Figure record listings:
____

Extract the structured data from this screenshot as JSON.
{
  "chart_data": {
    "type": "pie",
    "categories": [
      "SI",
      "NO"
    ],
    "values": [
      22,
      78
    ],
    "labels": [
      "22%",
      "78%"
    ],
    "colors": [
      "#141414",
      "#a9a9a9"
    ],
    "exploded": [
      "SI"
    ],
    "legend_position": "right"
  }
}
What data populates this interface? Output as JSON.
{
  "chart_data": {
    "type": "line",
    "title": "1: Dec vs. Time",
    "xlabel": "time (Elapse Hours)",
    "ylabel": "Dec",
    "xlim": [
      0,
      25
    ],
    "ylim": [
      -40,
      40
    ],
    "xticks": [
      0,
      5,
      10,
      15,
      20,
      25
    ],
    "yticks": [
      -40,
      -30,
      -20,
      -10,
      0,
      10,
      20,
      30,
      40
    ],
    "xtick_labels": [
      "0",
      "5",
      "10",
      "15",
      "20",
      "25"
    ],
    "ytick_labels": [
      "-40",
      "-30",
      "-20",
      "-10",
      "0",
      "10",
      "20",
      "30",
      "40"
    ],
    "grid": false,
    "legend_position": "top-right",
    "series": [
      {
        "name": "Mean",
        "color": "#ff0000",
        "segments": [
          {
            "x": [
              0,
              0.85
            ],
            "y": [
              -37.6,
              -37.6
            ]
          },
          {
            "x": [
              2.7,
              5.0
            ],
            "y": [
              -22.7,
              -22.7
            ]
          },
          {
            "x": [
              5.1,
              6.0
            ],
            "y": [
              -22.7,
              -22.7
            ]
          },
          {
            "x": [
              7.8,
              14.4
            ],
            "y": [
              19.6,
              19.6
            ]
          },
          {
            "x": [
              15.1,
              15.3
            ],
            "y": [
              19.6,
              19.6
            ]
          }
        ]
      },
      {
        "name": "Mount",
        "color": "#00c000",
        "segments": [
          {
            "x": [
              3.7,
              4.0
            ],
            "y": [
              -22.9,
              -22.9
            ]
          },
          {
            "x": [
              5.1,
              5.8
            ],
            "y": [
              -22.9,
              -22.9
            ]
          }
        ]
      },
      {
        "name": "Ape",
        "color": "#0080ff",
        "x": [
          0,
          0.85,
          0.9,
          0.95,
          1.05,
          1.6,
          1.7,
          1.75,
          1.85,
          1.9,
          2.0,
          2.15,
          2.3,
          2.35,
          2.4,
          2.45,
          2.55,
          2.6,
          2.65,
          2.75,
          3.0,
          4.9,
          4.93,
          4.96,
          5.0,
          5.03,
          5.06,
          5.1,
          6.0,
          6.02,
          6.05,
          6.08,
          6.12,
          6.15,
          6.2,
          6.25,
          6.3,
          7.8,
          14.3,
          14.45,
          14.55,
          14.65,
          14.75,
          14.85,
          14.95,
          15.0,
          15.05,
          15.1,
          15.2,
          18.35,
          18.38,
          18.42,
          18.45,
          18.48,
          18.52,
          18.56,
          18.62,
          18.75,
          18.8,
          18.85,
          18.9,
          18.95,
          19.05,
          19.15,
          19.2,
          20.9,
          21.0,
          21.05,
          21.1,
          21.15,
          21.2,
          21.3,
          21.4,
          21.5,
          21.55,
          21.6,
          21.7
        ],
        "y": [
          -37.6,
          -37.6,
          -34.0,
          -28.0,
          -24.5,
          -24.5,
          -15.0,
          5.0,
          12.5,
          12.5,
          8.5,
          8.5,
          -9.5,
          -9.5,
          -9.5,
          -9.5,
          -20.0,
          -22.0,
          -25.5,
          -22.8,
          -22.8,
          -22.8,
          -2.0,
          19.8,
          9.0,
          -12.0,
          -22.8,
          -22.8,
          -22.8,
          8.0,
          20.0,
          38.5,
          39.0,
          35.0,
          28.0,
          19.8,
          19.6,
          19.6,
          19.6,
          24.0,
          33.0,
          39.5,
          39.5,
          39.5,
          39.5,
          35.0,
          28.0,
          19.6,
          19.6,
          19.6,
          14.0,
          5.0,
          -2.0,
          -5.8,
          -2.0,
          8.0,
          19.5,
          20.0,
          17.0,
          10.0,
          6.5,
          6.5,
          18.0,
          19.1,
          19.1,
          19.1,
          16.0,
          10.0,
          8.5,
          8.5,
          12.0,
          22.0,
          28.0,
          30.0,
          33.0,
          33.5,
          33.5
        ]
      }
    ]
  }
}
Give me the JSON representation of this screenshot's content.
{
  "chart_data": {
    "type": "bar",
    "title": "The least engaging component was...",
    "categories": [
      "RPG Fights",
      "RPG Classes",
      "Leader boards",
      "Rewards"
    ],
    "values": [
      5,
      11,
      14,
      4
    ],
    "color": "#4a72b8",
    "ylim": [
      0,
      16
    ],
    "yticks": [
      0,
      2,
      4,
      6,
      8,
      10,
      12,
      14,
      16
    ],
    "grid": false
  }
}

____

Repeat the records above exactly, leaving none out.

Extract the structured data from this screenshot as JSON.
{
  "chart_data": {
    "type": "pie",
    "categories": [
      "SI",
      "NO"
    ],
    "values": [
      22,
      78
    ],
    "labels": [
      "22%",
      "78%"
    ],
    "colors": [
      "#141414",
      "#a9a9a9"
    ],
    "exploded": [
      "SI"
    ],
    "legend_position": "right"
  }
}
What data populates this interface? Output as JSON.
{
  "chart_data": {
    "type": "line",
    "title": "1: Dec vs. Time",
    "xlabel": "time (Elapse Hours)",
    "ylabel": "Dec",
    "xlim": [
      0,
      25
    ],
    "ylim": [
      -40,
      40
    ],
    "xticks": [
      0,
      5,
      10,
      15,
      20,
      25
    ],
    "yticks": [
      -40,
      -30,
      -20,
      -10,
      0,
      10,
      20,
      30,
      40
    ],
    "xtick_labels": [
      "0",
      "5",
      "10",
      "15",
      "20",
      "25"
    ],
    "ytick_labels": [
      "-40",
      "-30",
      "-20",
      "-10",
      "0",
      "10",
      "20",
      "30",
      "40"
    ],
    "grid": false,
    "legend_position": "top-right",
    "series": [
      {
        "name": "Mean",
        "color": "#ff0000",
        "segments": [
          {
            "x": [
              0,
              0.85
            ],
            "y": [
              -37.6,
              -37.6
            ]
          },
          {
            "x": [
              2.7,
              5.0
            ],
            "y": [
              -22.7,
              -22.7
            ]
          },
          {
            "x": [
              5.1,
              6.0
            ],
            "y": [
              -22.7,
              -22.7
            ]
          },
          {
            "x": [
              7.8,
              14.4
            ],
            "y": [
              19.6,
              19.6
            ]
          },
          {
            "x": [
              15.1,
              15.3
            ],
            "y": [
              19.6,
              19.6
            ]
          }
        ]
      },
      {
        "name": "Mount",
        "color": "#00c000",
        "segments": [
          {
            "x": [
              3.7,
              4.0
            ],
            "y": [
              -22.9,
              -22.9
            ]
          },
          {
            "x": [
              5.1,
              5.8
            ],
            "y": [
              -22.9,
              -22.9
            ]
          }
        ]
      },
      {
        "name": "Ape",
        "color": "#0080ff",
        "x": [
          0,
          0.85,
          0.9,
          0.95,
          1.05,
          1.6,
          1.7,
          1.75,
          1.85,
          1.9,
          2.0,
          2.15,
          2.3,
          2.35,
          2.4,
          2.45,
          2.55,
          2.6,
          2.65,
          2.75,
          3.0,
          4.9,
          4.93,
          4.96,
          5.0,
          5.03,
          5.06,
          5.1,
          6.0,
          6.02,
          6.05,
          6.08,
          6.12,
          6.15,
          6.2,
          6.25,
          6.3,
          7.8,
          14.3,
          14.45,
          14.55,
          14.65,
          14.75,
          14.85,
          14.95,
          15.0,
          15.05,
          15.1,
          15.2,
          18.35,
          18.38,
          18.42,
          18.45,
          18.48,
          18.52,
          18.56,
          18.62,
          18.75,
          18.8,
          18.85,
          18.9,
          18.95,
          19.05,
          19.15,
          19.2,
          20.9,
          21.0,
          21.05,
          21.1,
          21.15,
          21.2,
          21.3,
          21.4,
          21.5,
          21.55,
          21.6,
          21.7
        ],
        "y": [
          -37.6,
          -37.6,
          -34.0,
          -28.0,
          -24.5,
          -24.5,
          -15.0,
          5.0,
          12.5,
          12.5,
          8.5,
          8.5,
          -9.5,
          -9.5,
          -9.5,
          -9.5,
          -20.0,
          -22.0,
          -25.5,
          -22.8,
          -22.8,
          -22.8,
          -2.0,
          19.8,
          9.0,
          -12.0,
          -22.8,
          -22.8,
          -22.8,
          8.0,
          20.0,
          38.5,
          39.0,
          35.0,
          28.0,
          19.8,
          19.6,
          19.6,
          19.6,
          24.0,
          33.0,
          39.5,
          39.5,
          39.5,
          39.5,
          35.0,
          28.0,
          19.6,
          19.6,
          19.6,
          14.0,
          5.0,
          -2.0,
          -5.8,
          -2.0,
          8.0,
          19.5,
          20.0,
          17.0,
          10.0,
          6.5,
          6.5,
          18.0,
          19.1,
          19.1,
          19.1,
          16.0,
          10.0,
          8.5,
          8.5,
          12.0,
          22.0,
          28.0,
          30.0,
          33.0,
          33.5,
          33.5
        ]
      }
    ]
  }
}
Give me the JSON representation of this screenshot's content.
{
  "chart_data": {
    "type": "bar",
    "title": "The least engaging component was...",
    "categories": [
      "RPG Fights",
      "RPG Classes",
      "Leader boards",
      "Rewards"
    ],
    "values": [
      5,
      11,
      14,
      4
    ],
    "color": "#4a72b8",
    "ylim": [
      0,
      16
    ],
    "yticks": [
      0,
      2,
      4,
      6,
      8,
      10,
      12,
      14,
      16
    ],
    "grid": false
  }
}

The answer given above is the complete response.